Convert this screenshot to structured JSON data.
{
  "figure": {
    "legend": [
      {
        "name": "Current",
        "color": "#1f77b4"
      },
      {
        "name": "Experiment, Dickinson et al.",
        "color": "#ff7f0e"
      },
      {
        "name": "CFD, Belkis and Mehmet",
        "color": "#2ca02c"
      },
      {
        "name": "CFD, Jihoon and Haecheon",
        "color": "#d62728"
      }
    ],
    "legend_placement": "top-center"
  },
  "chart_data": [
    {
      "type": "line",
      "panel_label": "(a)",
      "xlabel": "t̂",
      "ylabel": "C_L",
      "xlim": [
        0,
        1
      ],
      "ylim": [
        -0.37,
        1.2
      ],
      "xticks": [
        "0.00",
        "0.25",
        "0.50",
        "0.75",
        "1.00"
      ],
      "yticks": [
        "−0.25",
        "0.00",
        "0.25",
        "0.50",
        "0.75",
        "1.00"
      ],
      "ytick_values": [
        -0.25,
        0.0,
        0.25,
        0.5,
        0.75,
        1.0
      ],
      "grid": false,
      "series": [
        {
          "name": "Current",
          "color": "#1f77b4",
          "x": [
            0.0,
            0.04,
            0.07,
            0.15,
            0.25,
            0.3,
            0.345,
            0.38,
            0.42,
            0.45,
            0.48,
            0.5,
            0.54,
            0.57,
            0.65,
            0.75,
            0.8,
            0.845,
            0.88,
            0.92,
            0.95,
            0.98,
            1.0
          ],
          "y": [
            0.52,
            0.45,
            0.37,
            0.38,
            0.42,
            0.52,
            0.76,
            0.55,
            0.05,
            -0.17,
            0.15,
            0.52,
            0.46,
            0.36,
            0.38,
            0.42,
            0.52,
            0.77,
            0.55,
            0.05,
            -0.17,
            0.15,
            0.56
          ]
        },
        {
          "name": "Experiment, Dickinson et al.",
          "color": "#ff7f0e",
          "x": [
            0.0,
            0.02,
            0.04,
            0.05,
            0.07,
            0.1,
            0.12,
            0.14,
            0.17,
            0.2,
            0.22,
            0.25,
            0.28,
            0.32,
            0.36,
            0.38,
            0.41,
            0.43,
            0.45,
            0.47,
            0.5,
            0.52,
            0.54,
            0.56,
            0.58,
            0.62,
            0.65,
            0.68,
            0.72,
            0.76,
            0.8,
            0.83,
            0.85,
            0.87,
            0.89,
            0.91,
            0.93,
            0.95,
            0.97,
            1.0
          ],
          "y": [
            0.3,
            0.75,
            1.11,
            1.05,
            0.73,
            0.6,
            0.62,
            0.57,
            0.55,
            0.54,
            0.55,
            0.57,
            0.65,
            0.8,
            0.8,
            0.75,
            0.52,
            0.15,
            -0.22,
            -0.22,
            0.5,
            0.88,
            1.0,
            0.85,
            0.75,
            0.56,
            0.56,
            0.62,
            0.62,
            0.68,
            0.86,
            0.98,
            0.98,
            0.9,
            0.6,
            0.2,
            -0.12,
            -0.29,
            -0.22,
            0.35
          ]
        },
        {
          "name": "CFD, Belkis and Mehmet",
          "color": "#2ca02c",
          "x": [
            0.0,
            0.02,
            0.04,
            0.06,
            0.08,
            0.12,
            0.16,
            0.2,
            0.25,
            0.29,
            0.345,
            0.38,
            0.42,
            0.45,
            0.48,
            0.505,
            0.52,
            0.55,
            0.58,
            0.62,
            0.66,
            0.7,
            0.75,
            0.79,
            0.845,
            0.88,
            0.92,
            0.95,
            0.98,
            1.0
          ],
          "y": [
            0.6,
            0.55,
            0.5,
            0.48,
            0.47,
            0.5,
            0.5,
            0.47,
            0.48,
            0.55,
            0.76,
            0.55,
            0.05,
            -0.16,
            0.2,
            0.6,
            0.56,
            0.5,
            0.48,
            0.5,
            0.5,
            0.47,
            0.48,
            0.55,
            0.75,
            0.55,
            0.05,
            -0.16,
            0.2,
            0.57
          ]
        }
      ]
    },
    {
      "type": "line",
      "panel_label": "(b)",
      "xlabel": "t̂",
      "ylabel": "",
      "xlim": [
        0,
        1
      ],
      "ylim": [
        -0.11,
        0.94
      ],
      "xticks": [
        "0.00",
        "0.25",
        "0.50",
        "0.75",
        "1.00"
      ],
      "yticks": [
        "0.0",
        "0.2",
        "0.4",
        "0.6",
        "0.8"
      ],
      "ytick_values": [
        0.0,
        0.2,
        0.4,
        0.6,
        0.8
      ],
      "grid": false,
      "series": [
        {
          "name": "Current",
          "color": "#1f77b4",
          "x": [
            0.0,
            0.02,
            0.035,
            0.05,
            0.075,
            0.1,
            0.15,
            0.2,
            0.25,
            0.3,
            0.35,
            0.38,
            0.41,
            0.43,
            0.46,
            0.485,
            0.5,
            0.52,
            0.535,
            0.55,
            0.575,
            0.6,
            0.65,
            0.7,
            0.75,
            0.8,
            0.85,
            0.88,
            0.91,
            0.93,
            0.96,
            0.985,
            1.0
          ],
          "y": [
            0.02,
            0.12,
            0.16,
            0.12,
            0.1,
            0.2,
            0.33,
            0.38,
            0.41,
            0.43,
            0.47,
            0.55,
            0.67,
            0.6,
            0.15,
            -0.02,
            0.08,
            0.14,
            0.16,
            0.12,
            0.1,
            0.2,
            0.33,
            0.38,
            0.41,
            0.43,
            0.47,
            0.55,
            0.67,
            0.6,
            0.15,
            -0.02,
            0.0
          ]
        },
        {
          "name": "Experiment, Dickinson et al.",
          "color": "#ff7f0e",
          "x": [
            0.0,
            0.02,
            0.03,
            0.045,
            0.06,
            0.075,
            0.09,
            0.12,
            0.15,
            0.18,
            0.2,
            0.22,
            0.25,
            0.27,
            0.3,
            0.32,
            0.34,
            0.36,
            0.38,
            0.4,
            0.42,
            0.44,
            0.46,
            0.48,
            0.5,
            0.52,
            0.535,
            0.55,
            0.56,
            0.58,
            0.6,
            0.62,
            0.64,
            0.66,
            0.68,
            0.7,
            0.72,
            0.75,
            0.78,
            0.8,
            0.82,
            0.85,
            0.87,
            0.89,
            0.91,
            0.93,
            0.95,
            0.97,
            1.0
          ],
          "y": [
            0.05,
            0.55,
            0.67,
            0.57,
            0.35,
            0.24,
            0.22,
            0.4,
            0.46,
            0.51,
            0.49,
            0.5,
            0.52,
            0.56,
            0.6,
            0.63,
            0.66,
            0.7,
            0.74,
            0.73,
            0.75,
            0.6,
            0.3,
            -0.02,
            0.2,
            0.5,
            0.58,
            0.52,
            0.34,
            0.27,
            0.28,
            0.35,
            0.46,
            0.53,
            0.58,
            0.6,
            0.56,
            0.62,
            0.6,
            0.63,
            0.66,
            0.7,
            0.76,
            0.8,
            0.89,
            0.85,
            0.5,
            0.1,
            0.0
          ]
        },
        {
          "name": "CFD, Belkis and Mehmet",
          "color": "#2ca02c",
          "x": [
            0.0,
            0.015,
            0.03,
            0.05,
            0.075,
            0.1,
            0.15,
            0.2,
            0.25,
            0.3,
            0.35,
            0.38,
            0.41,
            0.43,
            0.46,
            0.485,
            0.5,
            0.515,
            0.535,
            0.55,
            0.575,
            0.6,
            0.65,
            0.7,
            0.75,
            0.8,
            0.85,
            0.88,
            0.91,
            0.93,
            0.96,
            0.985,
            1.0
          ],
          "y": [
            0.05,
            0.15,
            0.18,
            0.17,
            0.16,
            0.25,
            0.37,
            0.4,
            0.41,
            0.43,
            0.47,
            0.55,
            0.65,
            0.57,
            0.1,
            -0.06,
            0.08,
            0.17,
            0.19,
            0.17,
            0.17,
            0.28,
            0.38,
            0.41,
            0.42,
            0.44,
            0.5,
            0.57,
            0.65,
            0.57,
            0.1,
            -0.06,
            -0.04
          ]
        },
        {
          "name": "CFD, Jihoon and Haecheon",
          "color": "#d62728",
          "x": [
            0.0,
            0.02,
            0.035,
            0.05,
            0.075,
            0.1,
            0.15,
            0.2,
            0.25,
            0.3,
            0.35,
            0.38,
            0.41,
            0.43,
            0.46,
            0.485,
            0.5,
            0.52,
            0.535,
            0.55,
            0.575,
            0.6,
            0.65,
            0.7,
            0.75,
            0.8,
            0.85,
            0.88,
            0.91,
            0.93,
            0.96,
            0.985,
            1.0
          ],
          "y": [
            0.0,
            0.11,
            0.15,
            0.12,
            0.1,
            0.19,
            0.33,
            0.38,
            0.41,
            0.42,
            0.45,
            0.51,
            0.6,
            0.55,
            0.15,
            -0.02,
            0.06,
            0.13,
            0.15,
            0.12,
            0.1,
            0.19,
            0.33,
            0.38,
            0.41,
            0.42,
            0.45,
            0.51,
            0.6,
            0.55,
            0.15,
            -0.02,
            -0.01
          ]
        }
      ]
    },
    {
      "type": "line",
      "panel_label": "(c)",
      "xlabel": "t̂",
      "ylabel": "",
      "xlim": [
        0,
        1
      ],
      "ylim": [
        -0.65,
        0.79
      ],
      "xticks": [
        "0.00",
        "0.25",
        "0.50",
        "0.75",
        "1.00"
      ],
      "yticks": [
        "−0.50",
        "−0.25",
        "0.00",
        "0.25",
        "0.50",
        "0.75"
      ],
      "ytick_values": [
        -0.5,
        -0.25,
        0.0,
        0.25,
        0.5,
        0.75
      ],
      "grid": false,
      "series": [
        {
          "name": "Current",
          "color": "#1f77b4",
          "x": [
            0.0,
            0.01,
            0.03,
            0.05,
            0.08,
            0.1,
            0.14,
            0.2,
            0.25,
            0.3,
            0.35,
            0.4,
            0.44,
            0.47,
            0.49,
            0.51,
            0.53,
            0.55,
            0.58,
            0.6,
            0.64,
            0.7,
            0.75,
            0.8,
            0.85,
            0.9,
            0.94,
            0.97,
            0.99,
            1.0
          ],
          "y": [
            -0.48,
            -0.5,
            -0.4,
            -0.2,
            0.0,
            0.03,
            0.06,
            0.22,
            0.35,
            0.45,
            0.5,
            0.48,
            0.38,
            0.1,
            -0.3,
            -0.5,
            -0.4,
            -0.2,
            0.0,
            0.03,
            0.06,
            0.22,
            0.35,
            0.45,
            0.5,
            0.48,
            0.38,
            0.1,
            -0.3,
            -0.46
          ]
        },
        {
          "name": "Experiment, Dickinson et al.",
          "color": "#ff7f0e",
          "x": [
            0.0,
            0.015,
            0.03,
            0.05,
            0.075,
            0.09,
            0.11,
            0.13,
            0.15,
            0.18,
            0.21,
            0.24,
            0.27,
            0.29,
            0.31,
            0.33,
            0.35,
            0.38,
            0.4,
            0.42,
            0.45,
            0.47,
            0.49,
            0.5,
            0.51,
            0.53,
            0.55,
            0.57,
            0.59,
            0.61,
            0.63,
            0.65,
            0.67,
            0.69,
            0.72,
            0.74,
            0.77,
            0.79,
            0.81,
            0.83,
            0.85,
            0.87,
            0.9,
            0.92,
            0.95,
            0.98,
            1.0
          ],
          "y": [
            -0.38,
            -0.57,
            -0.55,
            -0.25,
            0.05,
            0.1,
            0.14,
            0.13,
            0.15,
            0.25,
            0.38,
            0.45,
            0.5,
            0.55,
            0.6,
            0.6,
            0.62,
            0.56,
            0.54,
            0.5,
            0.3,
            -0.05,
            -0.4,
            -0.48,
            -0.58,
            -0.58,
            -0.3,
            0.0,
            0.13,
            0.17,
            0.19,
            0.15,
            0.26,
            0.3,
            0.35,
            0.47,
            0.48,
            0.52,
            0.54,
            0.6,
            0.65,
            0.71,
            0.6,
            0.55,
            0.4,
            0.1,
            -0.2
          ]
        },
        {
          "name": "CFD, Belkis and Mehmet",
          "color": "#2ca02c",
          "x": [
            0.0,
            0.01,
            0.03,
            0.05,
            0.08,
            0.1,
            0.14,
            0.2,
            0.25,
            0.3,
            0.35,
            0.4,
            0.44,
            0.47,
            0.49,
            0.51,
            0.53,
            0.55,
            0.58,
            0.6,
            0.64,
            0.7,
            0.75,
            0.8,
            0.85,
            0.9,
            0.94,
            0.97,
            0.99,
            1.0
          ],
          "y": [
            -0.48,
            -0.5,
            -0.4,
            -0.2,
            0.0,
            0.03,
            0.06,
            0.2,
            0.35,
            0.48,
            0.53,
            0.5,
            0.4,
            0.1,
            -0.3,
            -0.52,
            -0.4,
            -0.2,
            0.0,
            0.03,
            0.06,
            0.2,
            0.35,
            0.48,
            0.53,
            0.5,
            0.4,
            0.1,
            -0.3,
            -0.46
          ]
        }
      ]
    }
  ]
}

Prompt =
Extract all lines containing the word "Haecheon".

Answer for the task =
        "name": "CFD, Jihoon and Haecheon",
          "name": "CFD, Jihoon and Haecheon",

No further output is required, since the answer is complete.